Search the material and gather each line with "this" in it.

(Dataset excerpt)
(begin)

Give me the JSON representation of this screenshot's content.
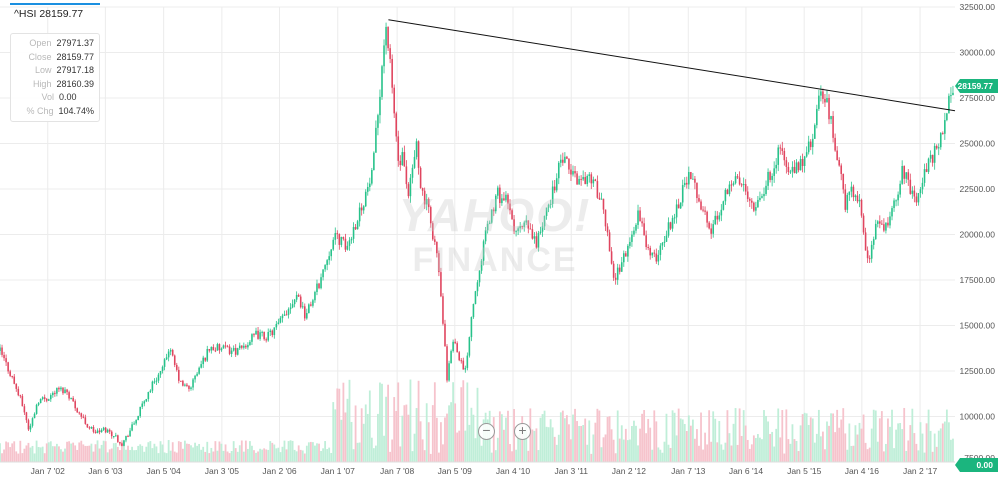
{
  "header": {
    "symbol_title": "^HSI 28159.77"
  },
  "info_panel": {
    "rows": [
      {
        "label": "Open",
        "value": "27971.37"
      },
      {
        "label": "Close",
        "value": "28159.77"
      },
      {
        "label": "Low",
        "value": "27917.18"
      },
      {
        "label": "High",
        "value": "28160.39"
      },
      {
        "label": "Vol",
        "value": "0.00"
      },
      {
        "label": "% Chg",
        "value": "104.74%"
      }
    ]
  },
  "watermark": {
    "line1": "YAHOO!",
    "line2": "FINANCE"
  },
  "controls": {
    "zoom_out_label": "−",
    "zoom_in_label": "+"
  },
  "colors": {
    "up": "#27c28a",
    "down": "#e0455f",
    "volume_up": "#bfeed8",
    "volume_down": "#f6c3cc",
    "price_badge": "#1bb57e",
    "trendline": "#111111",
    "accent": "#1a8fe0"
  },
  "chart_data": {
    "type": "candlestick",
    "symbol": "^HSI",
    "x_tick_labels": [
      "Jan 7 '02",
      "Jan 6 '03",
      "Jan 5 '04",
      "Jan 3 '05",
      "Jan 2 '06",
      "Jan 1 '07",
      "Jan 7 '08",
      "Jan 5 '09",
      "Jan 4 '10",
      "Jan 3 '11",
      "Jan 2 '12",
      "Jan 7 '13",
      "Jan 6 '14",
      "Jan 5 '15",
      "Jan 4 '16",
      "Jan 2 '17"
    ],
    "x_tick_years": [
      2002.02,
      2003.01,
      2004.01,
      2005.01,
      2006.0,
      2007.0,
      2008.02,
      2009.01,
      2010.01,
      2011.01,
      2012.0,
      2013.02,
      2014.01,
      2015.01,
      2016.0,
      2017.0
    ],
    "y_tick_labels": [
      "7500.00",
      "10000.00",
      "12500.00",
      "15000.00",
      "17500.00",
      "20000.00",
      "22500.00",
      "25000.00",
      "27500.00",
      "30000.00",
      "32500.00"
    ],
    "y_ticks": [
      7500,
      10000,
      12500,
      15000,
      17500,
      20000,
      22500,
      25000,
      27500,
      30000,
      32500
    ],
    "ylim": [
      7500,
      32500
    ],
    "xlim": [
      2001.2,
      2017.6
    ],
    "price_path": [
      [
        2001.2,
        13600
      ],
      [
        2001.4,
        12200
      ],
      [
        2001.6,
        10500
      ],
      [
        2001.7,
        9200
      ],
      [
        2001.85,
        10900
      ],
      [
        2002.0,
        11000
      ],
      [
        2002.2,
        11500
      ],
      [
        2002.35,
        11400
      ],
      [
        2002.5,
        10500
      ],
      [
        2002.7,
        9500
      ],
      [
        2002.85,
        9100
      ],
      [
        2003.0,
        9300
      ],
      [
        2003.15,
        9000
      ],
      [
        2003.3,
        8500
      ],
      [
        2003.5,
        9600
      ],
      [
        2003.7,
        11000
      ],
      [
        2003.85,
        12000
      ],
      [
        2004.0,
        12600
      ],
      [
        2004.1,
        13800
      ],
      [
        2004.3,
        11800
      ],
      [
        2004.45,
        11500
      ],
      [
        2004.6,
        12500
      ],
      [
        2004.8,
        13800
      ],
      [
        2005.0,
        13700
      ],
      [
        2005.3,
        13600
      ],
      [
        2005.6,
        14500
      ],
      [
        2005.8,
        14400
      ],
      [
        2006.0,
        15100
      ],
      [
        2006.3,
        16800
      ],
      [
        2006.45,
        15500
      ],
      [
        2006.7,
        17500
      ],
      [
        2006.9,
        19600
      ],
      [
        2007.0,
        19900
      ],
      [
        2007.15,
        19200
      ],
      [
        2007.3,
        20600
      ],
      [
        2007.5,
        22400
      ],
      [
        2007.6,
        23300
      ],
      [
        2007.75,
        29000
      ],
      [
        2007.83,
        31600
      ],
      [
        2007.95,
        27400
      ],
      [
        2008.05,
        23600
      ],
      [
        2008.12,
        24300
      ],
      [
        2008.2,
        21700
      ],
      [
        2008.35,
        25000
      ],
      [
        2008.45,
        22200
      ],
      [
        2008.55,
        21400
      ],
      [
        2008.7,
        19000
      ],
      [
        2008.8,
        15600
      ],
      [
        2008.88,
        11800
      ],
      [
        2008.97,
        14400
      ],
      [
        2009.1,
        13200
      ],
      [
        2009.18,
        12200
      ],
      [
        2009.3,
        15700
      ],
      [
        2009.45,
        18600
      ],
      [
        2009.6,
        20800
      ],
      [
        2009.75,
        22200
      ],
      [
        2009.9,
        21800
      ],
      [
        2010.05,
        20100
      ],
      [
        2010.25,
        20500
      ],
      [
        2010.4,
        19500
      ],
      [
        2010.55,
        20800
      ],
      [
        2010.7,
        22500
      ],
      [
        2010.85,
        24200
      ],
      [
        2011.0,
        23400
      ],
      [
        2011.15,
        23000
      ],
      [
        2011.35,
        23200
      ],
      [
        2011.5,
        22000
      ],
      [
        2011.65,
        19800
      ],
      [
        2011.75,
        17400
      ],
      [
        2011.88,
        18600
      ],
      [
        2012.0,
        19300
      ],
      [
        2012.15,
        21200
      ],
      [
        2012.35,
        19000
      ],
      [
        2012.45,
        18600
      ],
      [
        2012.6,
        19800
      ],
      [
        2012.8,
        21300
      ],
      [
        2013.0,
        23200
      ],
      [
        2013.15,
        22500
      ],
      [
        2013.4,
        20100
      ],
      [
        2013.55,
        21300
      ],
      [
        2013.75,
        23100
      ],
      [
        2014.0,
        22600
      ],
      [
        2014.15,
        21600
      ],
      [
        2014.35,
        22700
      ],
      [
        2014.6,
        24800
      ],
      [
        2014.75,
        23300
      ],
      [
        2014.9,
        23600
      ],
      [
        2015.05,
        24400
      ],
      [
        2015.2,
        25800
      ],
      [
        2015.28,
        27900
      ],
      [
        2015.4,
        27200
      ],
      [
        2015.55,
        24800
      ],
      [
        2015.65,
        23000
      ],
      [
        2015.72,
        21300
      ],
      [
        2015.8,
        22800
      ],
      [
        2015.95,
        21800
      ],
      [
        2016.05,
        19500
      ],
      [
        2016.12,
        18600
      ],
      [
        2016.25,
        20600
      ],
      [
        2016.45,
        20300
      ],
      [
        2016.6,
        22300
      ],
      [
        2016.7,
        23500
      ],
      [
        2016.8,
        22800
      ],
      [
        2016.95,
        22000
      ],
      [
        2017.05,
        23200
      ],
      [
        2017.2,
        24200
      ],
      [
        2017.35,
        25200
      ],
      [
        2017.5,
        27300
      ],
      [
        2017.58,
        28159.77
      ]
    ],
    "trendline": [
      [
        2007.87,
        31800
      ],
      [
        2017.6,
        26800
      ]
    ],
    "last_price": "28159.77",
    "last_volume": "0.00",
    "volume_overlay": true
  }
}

(end)
(begin)

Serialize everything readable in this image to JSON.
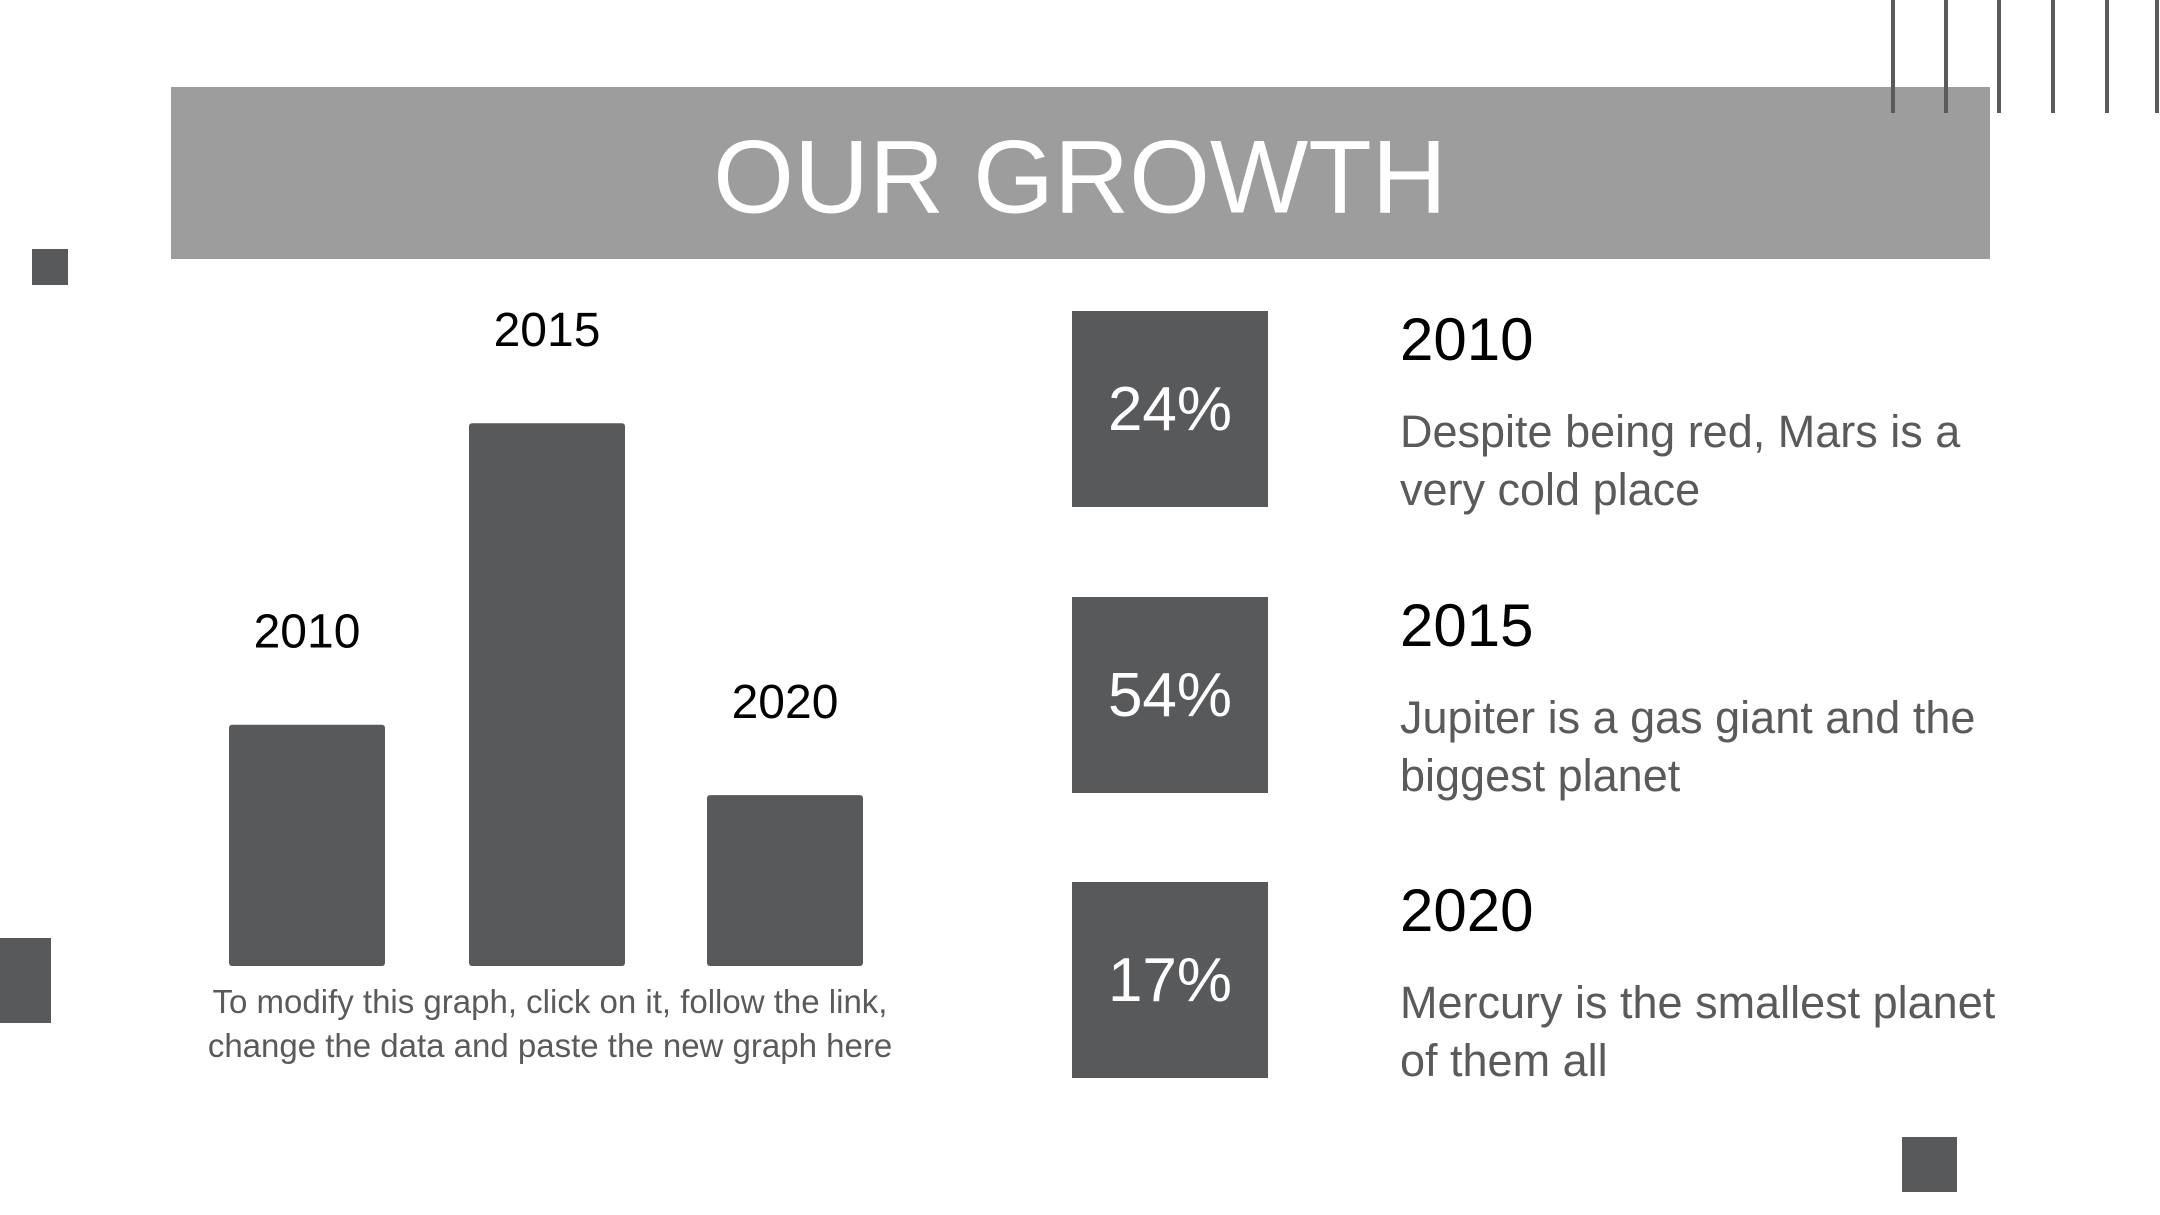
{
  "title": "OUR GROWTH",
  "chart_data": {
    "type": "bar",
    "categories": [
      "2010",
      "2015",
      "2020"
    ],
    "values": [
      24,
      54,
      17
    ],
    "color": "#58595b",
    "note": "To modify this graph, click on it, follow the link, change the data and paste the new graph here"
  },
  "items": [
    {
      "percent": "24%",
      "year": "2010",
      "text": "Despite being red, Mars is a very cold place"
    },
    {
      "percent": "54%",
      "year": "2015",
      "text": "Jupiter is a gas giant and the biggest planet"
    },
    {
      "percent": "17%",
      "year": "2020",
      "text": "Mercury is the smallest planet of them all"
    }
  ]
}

(end)

:: Completed task ::
Give me the JSON representation of this screenshot's content.
Serialize everything readable in this image to JSON.
    "note": "To modify this graph, click on it, follow the link, change the data and paste the new graph here"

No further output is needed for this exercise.